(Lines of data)
· · · ·

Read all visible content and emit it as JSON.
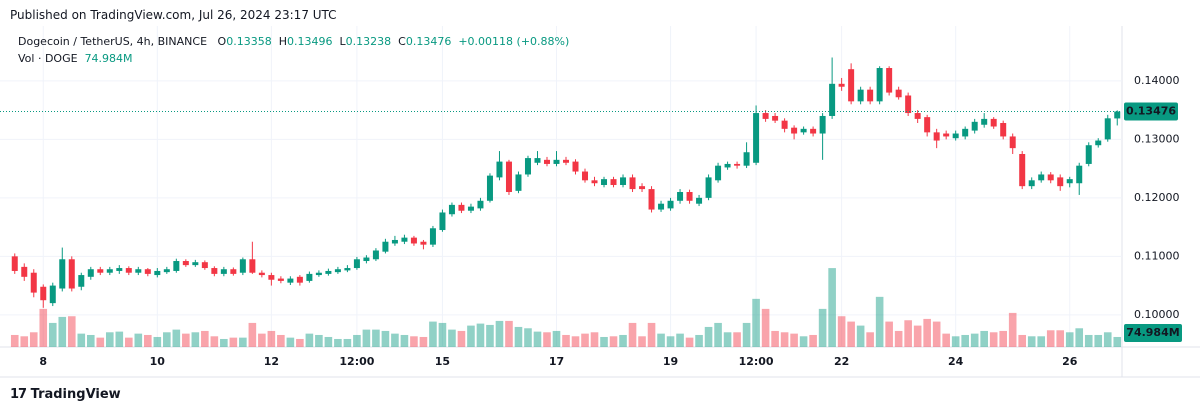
{
  "published": "Published on TradingView.com, Jul 26, 2024 23:17 UTC",
  "brand": "TradingView",
  "chart_data": {
    "type": "candlestick",
    "title": "Dogecoin / TetherUS, 4h, BINANCE",
    "ohlc_letters": [
      "O",
      "H",
      "L",
      "C"
    ],
    "change": "+0.00118 (+0.88%)",
    "volume_title": "Vol · DOGE",
    "volume_value_label": "74.984M",
    "up_color": "#089981",
    "down_color": "#f23645",
    "up_volume_color": "rgba(8,153,129,0.45)",
    "down_volume_color": "rgba(242,54,69,0.45)",
    "ylim": [
      0.0945,
      0.1487
    ],
    "yticks": [
      {
        "value": 0.14,
        "label": "0.14000"
      },
      {
        "value": 0.13,
        "label": "0.13000"
      },
      {
        "value": 0.12,
        "label": "0.12000"
      },
      {
        "value": 0.11,
        "label": "0.11000"
      },
      {
        "value": 0.1,
        "label": "0.10000"
      }
    ],
    "volume_ylim": [
      0,
      800
    ],
    "grid": true,
    "categories": [
      null,
      null,
      null,
      "8",
      null,
      null,
      null,
      null,
      null,
      null,
      null,
      null,
      null,
      null,
      null,
      "10",
      null,
      null,
      null,
      null,
      null,
      null,
      null,
      null,
      null,
      null,
      null,
      "12",
      null,
      null,
      null,
      null,
      null,
      null,
      null,
      null,
      "12:00",
      null,
      null,
      null,
      null,
      null,
      null,
      null,
      null,
      "15",
      null,
      null,
      null,
      null,
      null,
      null,
      null,
      null,
      null,
      null,
      null,
      "17",
      null,
      null,
      null,
      null,
      null,
      null,
      null,
      null,
      null,
      null,
      null,
      "19",
      null,
      null,
      null,
      null,
      null,
      null,
      null,
      null,
      "12:00",
      null,
      null,
      null,
      null,
      null,
      null,
      null,
      null,
      "22",
      null,
      null,
      null,
      null,
      null,
      null,
      null,
      null,
      null,
      null,
      null,
      "24",
      null,
      null,
      null,
      null,
      null,
      null,
      null,
      null,
      null,
      null,
      null,
      "26",
      null,
      null,
      null,
      null,
      null
    ],
    "open": [
      0.11,
      0.1082,
      0.1072,
      0.1048,
      0.102,
      0.1045,
      0.1095,
      0.1048,
      0.1065,
      0.1078,
      0.1072,
      0.1075,
      0.108,
      0.1072,
      0.1078,
      0.1068,
      0.1073,
      0.1075,
      0.1092,
      0.1085,
      0.109,
      0.108,
      0.107,
      0.1078,
      0.1072,
      0.1095,
      0.1072,
      0.1068,
      0.1062,
      0.1055,
      0.1065,
      0.1058,
      0.1068,
      0.107,
      0.1073,
      0.1076,
      0.108,
      0.1092,
      0.1095,
      0.1108,
      0.1122,
      0.1125,
      0.1132,
      0.1125,
      0.112,
      0.1145,
      0.1172,
      0.1188,
      0.1178,
      0.1182,
      0.1195,
      0.1235,
      0.1262,
      0.1212,
      0.124,
      0.126,
      0.1265,
      0.1258,
      0.1265,
      0.1262,
      0.1245,
      0.123,
      0.1222,
      0.1232,
      0.1222,
      0.1235,
      0.122,
      0.1215,
      0.118,
      0.1182,
      0.1195,
      0.121,
      0.119,
      0.12,
      0.123,
      0.1252,
      0.1258,
      0.1255,
      0.126,
      0.1345,
      0.134,
      0.1332,
      0.132,
      0.1312,
      0.1318,
      0.131,
      0.134,
      0.1395,
      0.142,
      0.1365,
      0.1385,
      0.1365,
      0.1422,
      0.1385,
      0.1375,
      0.1345,
      0.1338,
      0.1312,
      0.131,
      0.1302,
      0.1305,
      0.1315,
      0.1325,
      0.1335,
      0.1328,
      0.1305,
      0.1275,
      0.122,
      0.123,
      0.124,
      0.1235,
      0.1225,
      0.1225,
      0.1258,
      0.129,
      0.13,
      0.13358
    ],
    "high": [
      0.1105,
      0.1088,
      0.1078,
      0.1052,
      0.1055,
      0.1115,
      0.11,
      0.1072,
      0.1082,
      0.1082,
      0.1082,
      0.1085,
      0.1083,
      0.1082,
      0.108,
      0.108,
      0.1082,
      0.1096,
      0.1095,
      0.1094,
      0.1093,
      0.1083,
      0.1082,
      0.1081,
      0.1098,
      0.1125,
      0.1076,
      0.1072,
      0.1066,
      0.1066,
      0.1068,
      0.1074,
      0.1076,
      0.1079,
      0.1082,
      0.1085,
      0.1099,
      0.1102,
      0.1114,
      0.113,
      0.1135,
      0.1137,
      0.1135,
      0.1128,
      0.1152,
      0.118,
      0.1192,
      0.1192,
      0.119,
      0.12,
      0.1242,
      0.128,
      0.1265,
      0.1245,
      0.1272,
      0.128,
      0.127,
      0.128,
      0.127,
      0.1266,
      0.125,
      0.1236,
      0.1236,
      0.1236,
      0.124,
      0.124,
      0.1225,
      0.122,
      0.1195,
      0.12,
      0.1215,
      0.1214,
      0.1205,
      0.124,
      0.126,
      0.1262,
      0.1262,
      0.1295,
      0.1358,
      0.135,
      0.1345,
      0.1336,
      0.1324,
      0.1322,
      0.1322,
      0.1345,
      0.144,
      0.1405,
      0.143,
      0.139,
      0.139,
      0.1425,
      0.1425,
      0.139,
      0.138,
      0.135,
      0.1342,
      0.1318,
      0.1315,
      0.1315,
      0.1322,
      0.1335,
      0.1345,
      0.1338,
      0.1332,
      0.131,
      0.128,
      0.1235,
      0.1245,
      0.1244,
      0.124,
      0.1236,
      0.126,
      0.1295,
      0.1302,
      0.1342,
      0.13496
    ],
    "low": [
      0.107,
      0.1058,
      0.103,
      0.1012,
      0.1015,
      0.104,
      0.104,
      0.1042,
      0.106,
      0.1068,
      0.1068,
      0.107,
      0.1068,
      0.1068,
      0.1066,
      0.1064,
      0.107,
      0.1072,
      0.1082,
      0.1082,
      0.1077,
      0.1066,
      0.1066,
      0.1067,
      0.1068,
      0.107,
      0.1064,
      0.105,
      0.1054,
      0.1051,
      0.105,
      0.1055,
      0.1065,
      0.1067,
      0.107,
      0.1073,
      0.1077,
      0.1088,
      0.1092,
      0.1105,
      0.1118,
      0.1121,
      0.1118,
      0.1112,
      0.1116,
      0.1142,
      0.1168,
      0.1174,
      0.1174,
      0.1178,
      0.1192,
      0.123,
      0.1205,
      0.1208,
      0.1236,
      0.1256,
      0.1254,
      0.1254,
      0.1256,
      0.124,
      0.1226,
      0.122,
      0.1218,
      0.1218,
      0.1218,
      0.121,
      0.121,
      0.1175,
      0.1176,
      0.1178,
      0.119,
      0.119,
      0.1186,
      0.1196,
      0.1226,
      0.1248,
      0.125,
      0.1251,
      0.1256,
      0.133,
      0.1328,
      0.1312,
      0.13,
      0.1308,
      0.1305,
      0.1265,
      0.1335,
      0.1383,
      0.136,
      0.136,
      0.136,
      0.136,
      0.1375,
      0.1368,
      0.134,
      0.1328,
      0.1305,
      0.1285,
      0.13,
      0.1298,
      0.13,
      0.131,
      0.132,
      0.1318,
      0.13,
      0.1275,
      0.1215,
      0.1215,
      0.1226,
      0.1225,
      0.1212,
      0.1218,
      0.1205,
      0.1254,
      0.1286,
      0.1296,
      0.13238
    ],
    "close": [
      0.1075,
      0.1065,
      0.1038,
      0.1025,
      0.105,
      0.1095,
      0.1045,
      0.1068,
      0.1078,
      0.1072,
      0.1078,
      0.108,
      0.1072,
      0.1078,
      0.107,
      0.1075,
      0.1078,
      0.1092,
      0.1085,
      0.109,
      0.108,
      0.107,
      0.1078,
      0.107,
      0.1095,
      0.1072,
      0.1068,
      0.106,
      0.1058,
      0.1062,
      0.1055,
      0.107,
      0.1072,
      0.1075,
      0.1078,
      0.108,
      0.1095,
      0.1098,
      0.111,
      0.1125,
      0.1128,
      0.1132,
      0.1122,
      0.112,
      0.1148,
      0.1175,
      0.1188,
      0.1178,
      0.1185,
      0.1195,
      0.1238,
      0.1262,
      0.121,
      0.124,
      0.1268,
      0.1268,
      0.1258,
      0.1265,
      0.126,
      0.1245,
      0.123,
      0.1225,
      0.1232,
      0.1222,
      0.1235,
      0.1215,
      0.1215,
      0.118,
      0.119,
      0.1195,
      0.121,
      0.1195,
      0.12,
      0.1235,
      0.1255,
      0.1258,
      0.1255,
      0.1278,
      0.1345,
      0.1335,
      0.1332,
      0.1318,
      0.131,
      0.1318,
      0.131,
      0.134,
      0.1395,
      0.139,
      0.1365,
      0.1385,
      0.1365,
      0.1422,
      0.138,
      0.1372,
      0.1345,
      0.1335,
      0.1312,
      0.1298,
      0.1305,
      0.131,
      0.1318,
      0.133,
      0.1335,
      0.1322,
      0.1305,
      0.1285,
      0.122,
      0.123,
      0.124,
      0.123,
      0.122,
      0.1232,
      0.1255,
      0.129,
      0.1298,
      0.1336,
      0.13476
    ],
    "volume": [
      90,
      80,
      110,
      285,
      180,
      225,
      230,
      100,
      90,
      70,
      110,
      115,
      70,
      100,
      90,
      75,
      110,
      130,
      100,
      110,
      120,
      80,
      60,
      70,
      70,
      180,
      100,
      120,
      90,
      70,
      60,
      100,
      90,
      75,
      60,
      60,
      90,
      130,
      130,
      120,
      100,
      90,
      80,
      75,
      190,
      180,
      130,
      120,
      160,
      175,
      165,
      195,
      195,
      150,
      140,
      115,
      110,
      120,
      90,
      80,
      100,
      110,
      75,
      80,
      90,
      180,
      80,
      180,
      100,
      80,
      100,
      70,
      90,
      150,
      180,
      110,
      110,
      180,
      360,
      285,
      120,
      110,
      100,
      80,
      90,
      285,
      590,
      230,
      190,
      160,
      110,
      375,
      190,
      120,
      200,
      160,
      210,
      190,
      100,
      80,
      90,
      100,
      120,
      110,
      120,
      255,
      90,
      80,
      80,
      125,
      125,
      110,
      140,
      90,
      90,
      110,
      74.984
    ]
  }
}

· · · ·

Above are the records; copy every line in them that holds the word "TradingView".

### SOLUTION BELOW
  "published": "Published on TradingView.com, Jul 26, 2024 23:17 UTC",
  "brand": "TradingView",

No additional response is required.